(Exercise requirements) Every line below should be repeated exactly.

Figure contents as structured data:

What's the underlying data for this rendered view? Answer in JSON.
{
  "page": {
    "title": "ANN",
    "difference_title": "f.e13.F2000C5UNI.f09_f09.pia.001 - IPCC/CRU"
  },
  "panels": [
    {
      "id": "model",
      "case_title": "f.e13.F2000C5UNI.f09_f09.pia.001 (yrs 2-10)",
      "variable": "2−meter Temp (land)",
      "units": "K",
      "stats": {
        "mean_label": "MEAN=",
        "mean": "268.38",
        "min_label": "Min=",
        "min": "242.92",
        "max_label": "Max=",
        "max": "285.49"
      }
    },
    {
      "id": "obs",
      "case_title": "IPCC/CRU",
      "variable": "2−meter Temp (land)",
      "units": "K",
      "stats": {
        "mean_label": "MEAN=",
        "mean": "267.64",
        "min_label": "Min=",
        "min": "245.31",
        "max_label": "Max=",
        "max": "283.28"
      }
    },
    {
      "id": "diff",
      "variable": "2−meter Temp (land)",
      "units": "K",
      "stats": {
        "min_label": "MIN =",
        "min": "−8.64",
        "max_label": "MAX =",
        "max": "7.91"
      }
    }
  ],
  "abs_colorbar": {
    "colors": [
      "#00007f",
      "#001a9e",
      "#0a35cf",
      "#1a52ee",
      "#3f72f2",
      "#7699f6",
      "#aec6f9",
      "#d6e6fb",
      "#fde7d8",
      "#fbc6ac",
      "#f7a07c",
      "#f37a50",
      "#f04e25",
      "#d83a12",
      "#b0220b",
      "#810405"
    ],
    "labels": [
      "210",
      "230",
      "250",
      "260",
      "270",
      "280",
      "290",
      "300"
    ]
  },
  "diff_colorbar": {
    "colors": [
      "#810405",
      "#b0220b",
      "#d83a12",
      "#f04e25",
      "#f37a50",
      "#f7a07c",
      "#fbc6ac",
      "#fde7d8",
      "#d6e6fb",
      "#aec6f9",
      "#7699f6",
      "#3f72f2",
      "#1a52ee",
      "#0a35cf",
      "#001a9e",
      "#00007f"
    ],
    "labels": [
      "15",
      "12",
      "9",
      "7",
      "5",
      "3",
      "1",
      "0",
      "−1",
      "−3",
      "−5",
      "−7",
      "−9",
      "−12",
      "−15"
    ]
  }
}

(Complete answer)
What's the underlying data for this rendered view? Answer in JSON.
{
  "page": {
    "title": "ANN",
    "difference_title": "f.e13.F2000C5UNI.f09_f09.pia.001 - IPCC/CRU"
  },
  "panels": [
    {
      "id": "model",
      "case_title": "f.e13.F2000C5UNI.f09_f09.pia.001 (yrs 2-10)",
      "variable": "2−meter Temp (land)",
      "units": "K",
      "stats": {
        "mean_label": "MEAN=",
        "mean": "268.38",
        "min_label": "Min=",
        "min": "242.92",
        "max_label": "Max=",
        "max": "285.49"
      }
    },
    {
      "id": "obs",
      "case_title": "IPCC/CRU",
      "variable": "2−meter Temp (land)",
      "units": "K",
      "stats": {
        "mean_label": "MEAN=",
        "mean": "267.64",
        "min_label": "Min=",
        "min": "245.31",
        "max_label": "Max=",
        "max": "283.28"
      }
    },
    {
      "id": "diff",
      "variable": "2−meter Temp (land)",
      "units": "K",
      "stats": {
        "min_label": "MIN =",
        "min": "−8.64",
        "max_label": "MAX =",
        "max": "7.91"
      }
    }
  ],
  "abs_colorbar": {
    "colors": [
      "#00007f",
      "#001a9e",
      "#0a35cf",
      "#1a52ee",
      "#3f72f2",
      "#7699f6",
      "#aec6f9",
      "#d6e6fb",
      "#fde7d8",
      "#fbc6ac",
      "#f7a07c",
      "#f37a50",
      "#f04e25",
      "#d83a12",
      "#b0220b",
      "#810405"
    ],
    "labels": [
      "210",
      "230",
      "250",
      "260",
      "270",
      "280",
      "290",
      "300"
    ]
  },
  "diff_colorbar": {
    "colors": [
      "#810405",
      "#b0220b",
      "#d83a12",
      "#f04e25",
      "#f37a50",
      "#f7a07c",
      "#fbc6ac",
      "#fde7d8",
      "#d6e6fb",
      "#aec6f9",
      "#7699f6",
      "#3f72f2",
      "#1a52ee",
      "#0a35cf",
      "#001a9e",
      "#00007f"
    ],
    "labels": [
      "15",
      "12",
      "9",
      "7",
      "5",
      "3",
      "1",
      "0",
      "−1",
      "−3",
      "−5",
      "−7",
      "−9",
      "−12",
      "−15"
    ]
  }
}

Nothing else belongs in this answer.